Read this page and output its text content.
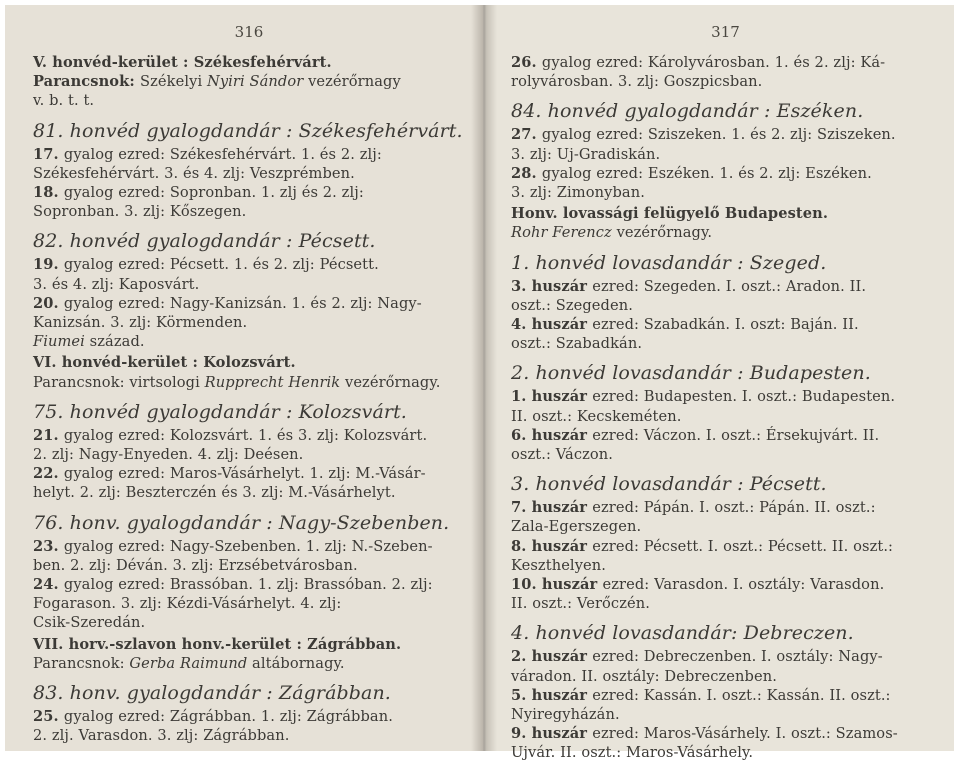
316
V. honvéd-kerület : Székesfehérvárt.
Parancsnok: Székelyi Nyiri Sándor vezérőrnagy
v. b. t. t.
81. honvéd gyalogdandár : Székesfehérvárt.
17. gyalog ezred: Székesfehérvárt. 1. és 2. zlj:
Székesfehérvárt. 3. és 4. zlj: Veszprémben.
18. gyalog ezred: Sopronban. 1. zlj és 2. zlj:
Sopronban. 3. zlj: Kőszegen.
82. honvéd gyalogdandár : Pécsett.
19. gyalog ezred: Pécsett. 1. és 2. zlj: Pécsett.
3. és 4. zlj: Kaposvárt.
20. gyalog ezred: Nagy-Kanizsán. 1. és 2. zlj: Nagy-
Kanizsán. 3. zlj: Körmenden.
Fiumei század.
VI. honvéd-kerület : Kolozsvárt.
Parancsnok: virtsologi Rupprecht Henrik vezérőrnagy.
75. honvéd gyalogdandár : Kolozsvárt.
21. gyalog ezred: Kolozsvárt. 1. és 3. zlj: Kolozsvárt.
2. zlj: Nagy-Enyeden. 4. zlj: Deésen.
22. gyalog ezred: Maros-Vásárhelyt. 1. zlj: M.-Vásár-
helyt. 2. zlj: Beszterczén és 3. zlj: M.-Vásárhelyt.
76. honv. gyalogdandár : Nagy-Szebenben.
23. gyalog ezred: Nagy-Szebenben. 1. zlj: N.-Szeben-
ben. 2. zlj: Déván. 3. zlj: Erzsébetvárosban.
24. gyalog ezred: Brassóban. 1. zlj: Brassóban. 2. zlj:
Fogarason. 3. zlj: Kézdi-Vásárhelyt. 4. zlj:
Csik-Szeredán.
VII. horv.-szlavon honv.-kerület : Zágrábban.
Parancsnok: Gerba Raimund altábornagy.
83. honv. gyalogdandár : Zágrábban.
25. gyalog ezred: Zágrábban. 1. zlj: Zágrábban.
2. zlj. Varasdon. 3. zlj: Zágrábban.
317
26. gyalog ezred: Károlyvárosban. 1. és 2. zlj: Ká-
rolyvárosban. 3. zlj: Goszpicsban.
84. honvéd gyalogdandár : Eszéken.
27. gyalog ezred: Sziszeken. 1. és 2. zlj: Sziszeken.
3. zlj: Uj-Gradiskán.
28. gyalog ezred: Eszéken. 1. és 2. zlj: Eszéken.
3. zlj: Zimonyban.
Honv. lovassági felügyelő Budapesten.
Rohr Ferencz vezérőrnagy.
1. honvéd lovasdandár : Szeged.
3. huszár ezred: Szegeden. I. oszt.: Aradon. II.
oszt.: Szegeden.
4. huszár ezred: Szabadkán. I. oszt: Baján. II.
oszt.: Szabadkán.
2. honvéd lovasdandár : Budapesten.
1. huszár ezred: Budapesten. I. oszt.: Budapesten.
II. oszt.: Kecskeméten.
6. huszár ezred: Váczon. I. oszt.: Érsekujvárt. II.
oszt.: Váczon.
3. honvéd lovasdandár : Pécsett.
7. huszár ezred: Pápán. I. oszt.: Pápán. II. oszt.:
Zala-Egerszegen.
8. huszár ezred: Pécsett. I. oszt.: Pécsett. II. oszt.:
Keszthelyen.
10. huszár ezred: Varasdon. I. osztály: Varasdon.
II. oszt.: Verőczén.
4. honvéd lovasdandár: Debreczen.
2. huszár ezred: Debreczenben. I. osztály: Nagy-
váradon. II. osztály: Debreczenben.
5. huszár ezred: Kassán. I. oszt.: Kassán. II. oszt.:
Nyiregyházán.
9. huszár ezred: Maros-Vásárhely. I. oszt.: Szamos-
Ujvár. II. oszt.: Maros-Vásárhely.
****************************************
◆ **What you need to do**
Check each line above for the string "huszár" and report how many lines have it, giving only the number.

◆ **Response to the task**
10